[start of Data for this task]

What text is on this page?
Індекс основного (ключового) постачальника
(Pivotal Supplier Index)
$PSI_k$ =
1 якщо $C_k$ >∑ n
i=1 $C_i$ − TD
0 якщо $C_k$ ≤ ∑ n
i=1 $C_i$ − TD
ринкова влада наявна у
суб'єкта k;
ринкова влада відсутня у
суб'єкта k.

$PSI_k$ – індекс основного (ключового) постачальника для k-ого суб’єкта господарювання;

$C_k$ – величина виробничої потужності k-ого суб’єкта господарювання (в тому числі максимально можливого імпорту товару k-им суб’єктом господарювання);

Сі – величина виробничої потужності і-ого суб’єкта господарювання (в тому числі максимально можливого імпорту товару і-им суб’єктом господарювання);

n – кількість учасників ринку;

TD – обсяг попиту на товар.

[end of Data for this task]

Copy out every line of the material above that mentions the word "максимально".

$C_k$ – величина виробничої потужності k-ого суб’єкта господарювання (в тому числі максимально можливого імпорту товару k-им суб’єктом господарювання);
Сі – величина виробничої потужності і-ого суб’єкта господарювання (в тому числі максимально можливого імпорту товару і-им суб’єктом господарювання);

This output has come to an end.